Consegna 1 - Traduci in inglese questa frase del testo proposto: "Ovviamente era troppo tardi per avvicinarsi a Times Square, ma il countdown l’ho visto in un megaschermo in lontananza, da Columbus Circle."
Consegna 2 - Trascrivi senza modifiche il passo del testo proposto che va da "Alla fine sono" fino a "in ogni modo!" compreso.

Testo proposto -
-----
Insomma, alle 21 mi ha chiamato il mio amico. Mi ha detto che avrebbe fatto un pisolino e mi avrebbe richiamato alle 22, per decidere il da farsi, ma che di sicuro voleva accompagnarmi nel mio “capodanno speciale”. Ah-ha. Sto ancora aspettando la telefonata, e sono le 17.50 del giorno dopo.
Gli “amici” newyorkesi sono così: meglio non fidarsi! Non ho idea di cosa sia successo, nel frattempo gli ho mandato svariati sms ma non ho ricevuto risposta… a questo punto, fatti suoi.
Ieri sera ero parecchio adirata comunque. Se c’è una cosa che mi sta sulle balle, è quando qualcuno mi dice che farà qualcosa, e poi semplicemente sparisce nel giro di un nanosecondo come niente fosse. Ma allora taci, che è meglio! Taci, che mi faccio un piano alternativo per i fatti miei!

Alla fine sono partita da sola alle 22.40. Ovviamente era troppo tardi per avvicinarsi a Times Square, ma il countdown l’ho visto in un megaschermo in lontananza, da Columbus Circle. C’era un sacco di gente più o meno sobria, più o meno bardata con cappellini e occhiali luminosi a forma di 2011, più o meno autoctona.  Un sacco di gente che come me non aveva piani migliori che fermarsi in mezzo ad una strada per aspettare la mezzanotte. L’unica differenza era che loro erano tutti in compagnia, io no. Ma lì per lì non è che me ne fregasse molto, in fin dei conti mi bastava guardare il viavai e le facce dei poliziotti stremati per divertirmi… il bello di New York è anche questo: te la godi in ogni modo!
-----
Dati forniti -
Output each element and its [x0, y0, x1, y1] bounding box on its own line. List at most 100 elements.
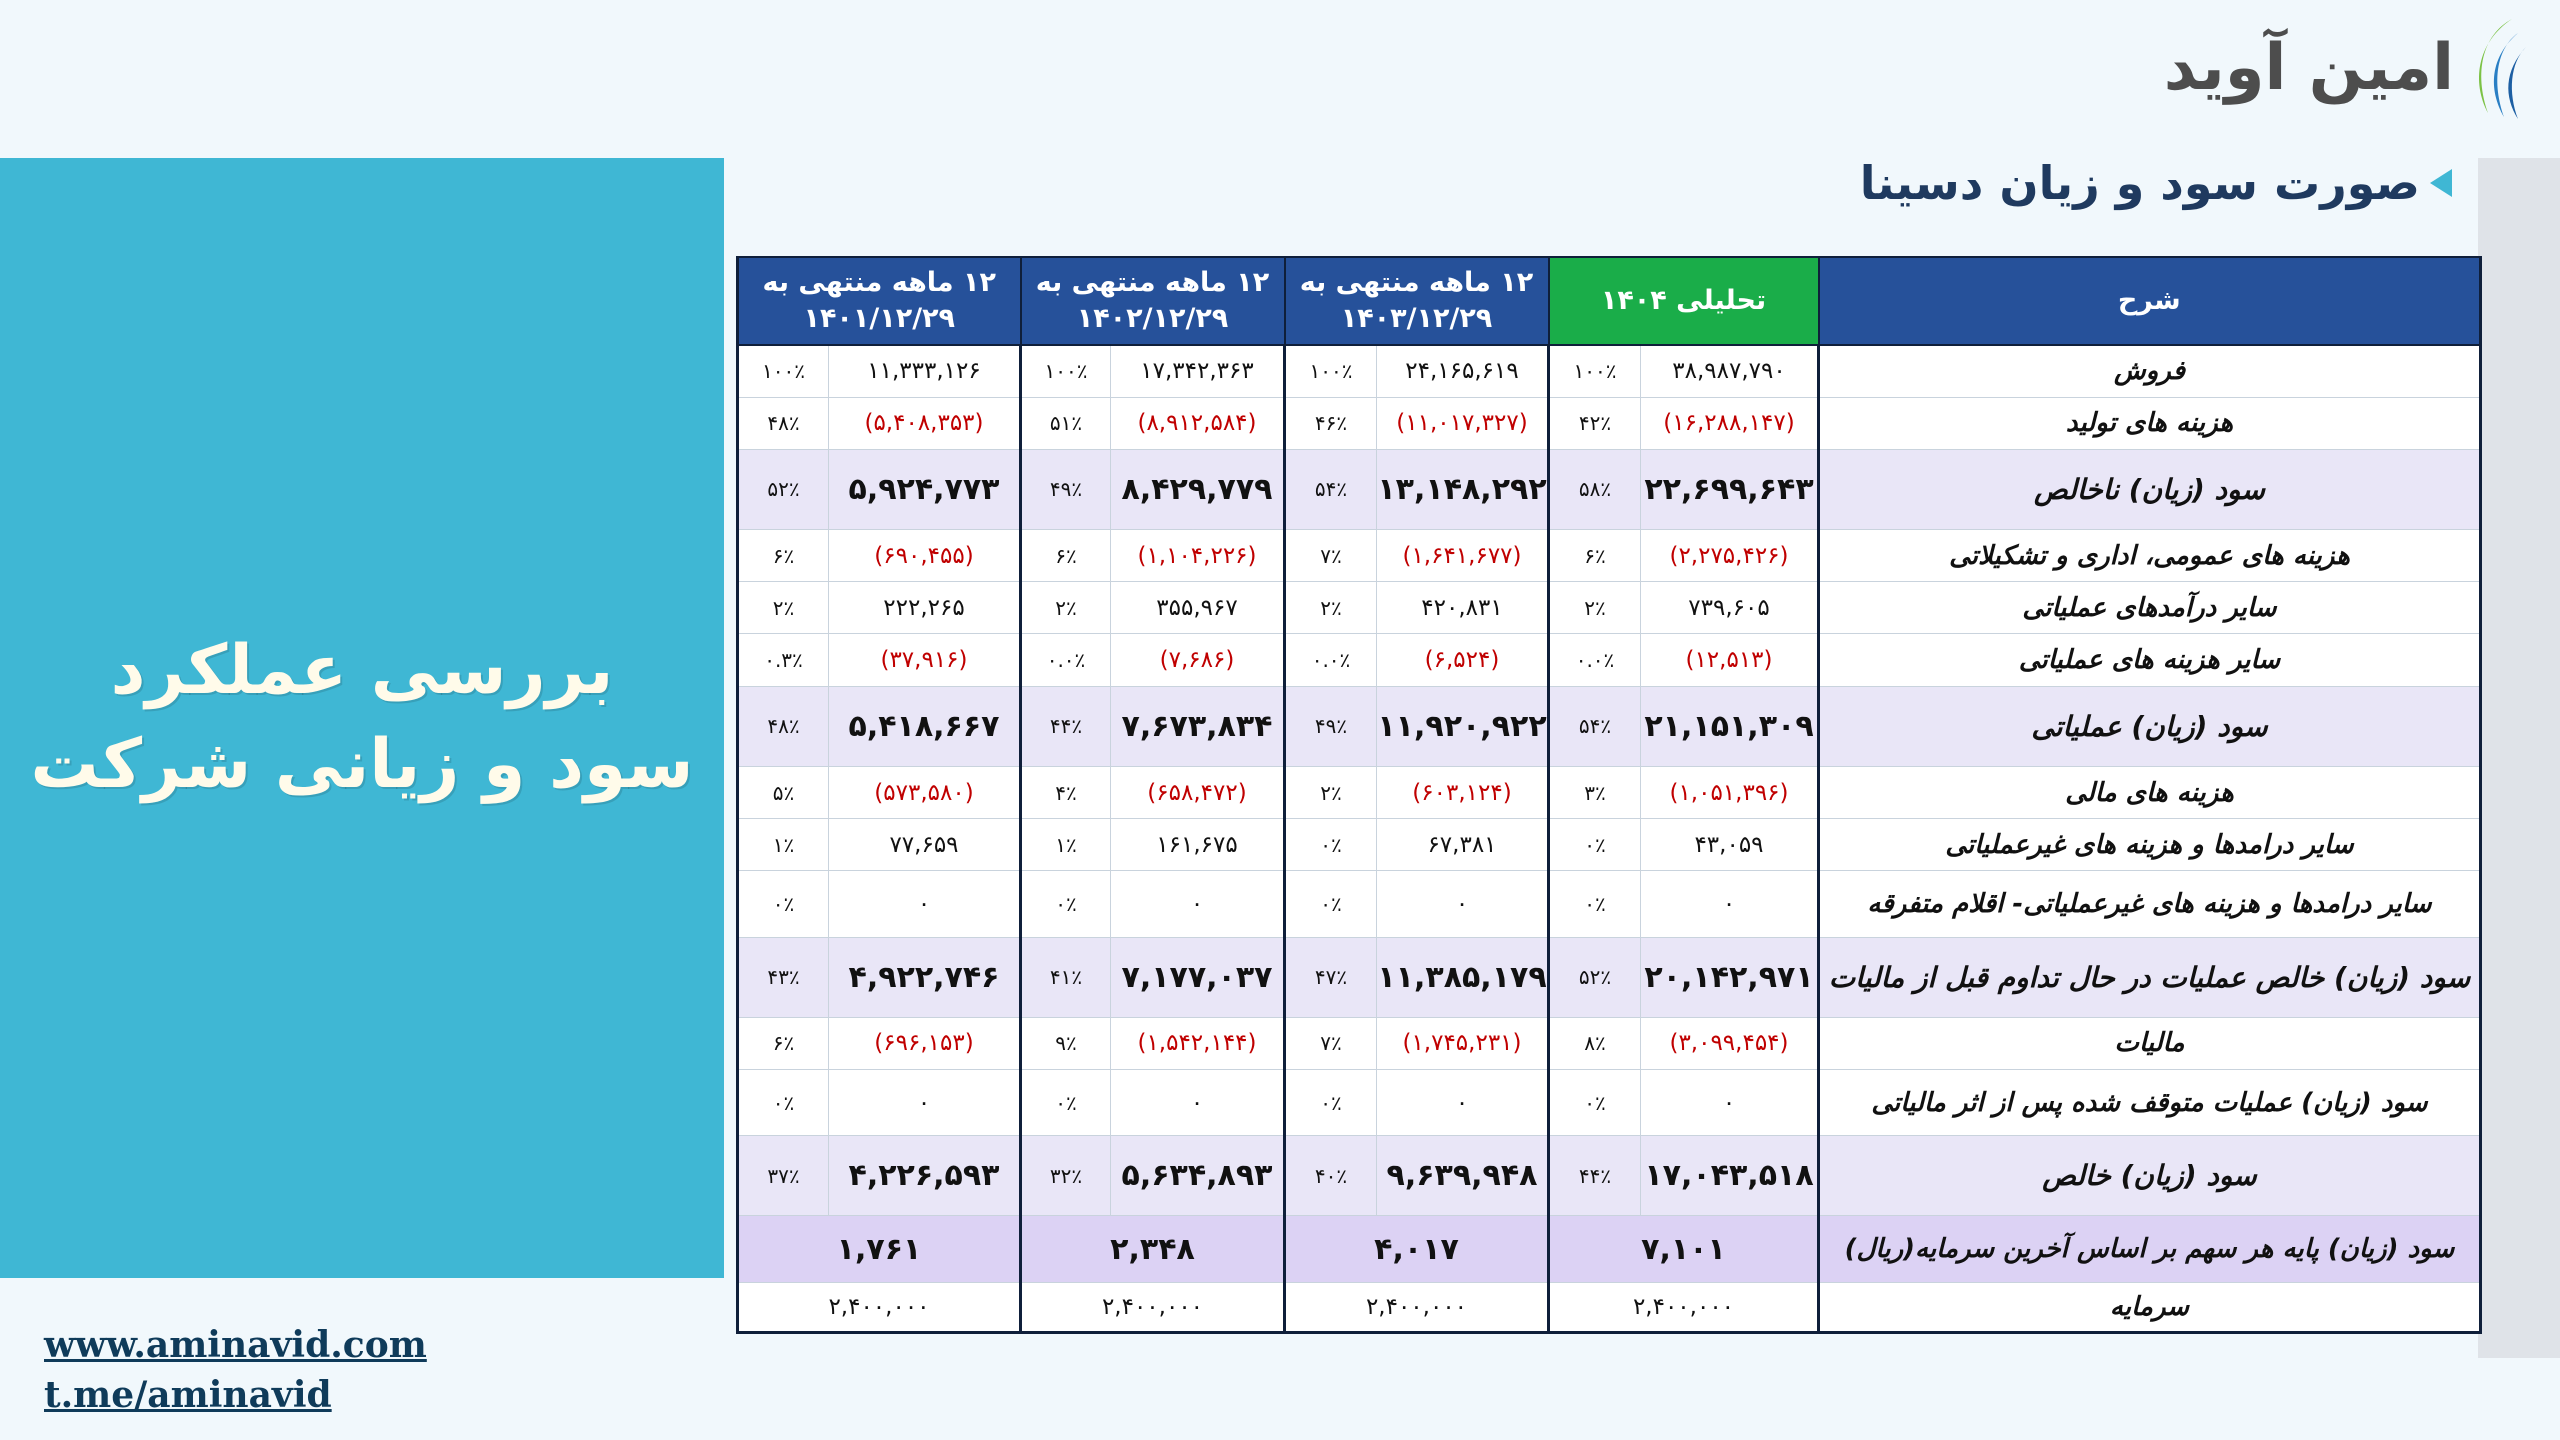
-----
Risposta 1 - Obviously it was too late to get near Times Square, but I watched the countdown on a giant screen in the distance, from Columbus Circle.

Risposta 2 -
Alla fine sono partita da sola alle 22.40. Ovviamente era troppo tardi per avvicinarsi a Times Square, ma il countdown l’ho visto in un megaschermo in lontananza, da Columbus Circle. C’era un sacco di gente più o meno sobria, più o meno bardata con cappellini e occhiali luminosi a forma di 2011, più o meno autoctona.  Un sacco di gente che come me non aveva piani migliori che fermarsi in mezzo ad una strada per aspettare la mezzanotte. L’unica differenza era che loro erano tutti in compagnia, io no. Ma lì per lì non è che me ne fregasse molto, in fin dei conti mi bastava guardare il viavai e le facce dei poliziotti stremati per divertirmi… il bello di New York è anche questo: te la godi in ogni modo!